RECORDS FOR THE EXERCISE –
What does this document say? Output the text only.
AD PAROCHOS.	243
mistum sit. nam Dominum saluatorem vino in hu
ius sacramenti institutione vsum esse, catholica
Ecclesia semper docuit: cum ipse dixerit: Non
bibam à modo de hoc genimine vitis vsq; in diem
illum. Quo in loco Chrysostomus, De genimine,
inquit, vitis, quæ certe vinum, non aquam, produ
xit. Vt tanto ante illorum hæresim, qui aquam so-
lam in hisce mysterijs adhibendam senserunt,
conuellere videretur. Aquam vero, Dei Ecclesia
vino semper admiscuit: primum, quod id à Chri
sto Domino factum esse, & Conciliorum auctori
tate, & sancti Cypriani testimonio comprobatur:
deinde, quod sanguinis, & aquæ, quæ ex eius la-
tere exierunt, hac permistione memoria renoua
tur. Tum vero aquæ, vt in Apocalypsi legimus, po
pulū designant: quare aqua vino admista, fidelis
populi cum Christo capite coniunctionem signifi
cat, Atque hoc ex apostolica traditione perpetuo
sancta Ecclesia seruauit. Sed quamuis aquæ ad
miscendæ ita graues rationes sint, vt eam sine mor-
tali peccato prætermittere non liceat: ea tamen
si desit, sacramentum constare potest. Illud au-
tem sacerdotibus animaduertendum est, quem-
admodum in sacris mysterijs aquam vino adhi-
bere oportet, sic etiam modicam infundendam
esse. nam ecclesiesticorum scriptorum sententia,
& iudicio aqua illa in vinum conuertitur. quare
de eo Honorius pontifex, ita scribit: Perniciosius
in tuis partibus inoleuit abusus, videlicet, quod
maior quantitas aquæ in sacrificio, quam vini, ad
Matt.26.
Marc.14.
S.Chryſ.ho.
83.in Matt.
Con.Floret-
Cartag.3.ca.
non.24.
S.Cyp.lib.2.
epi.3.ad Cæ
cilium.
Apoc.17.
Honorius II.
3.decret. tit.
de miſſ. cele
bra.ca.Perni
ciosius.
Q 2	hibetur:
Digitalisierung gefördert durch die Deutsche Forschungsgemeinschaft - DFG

SHORT TASK –
State only the number of lines in these entries that contain "quare".

EXERCISE RESULT –
2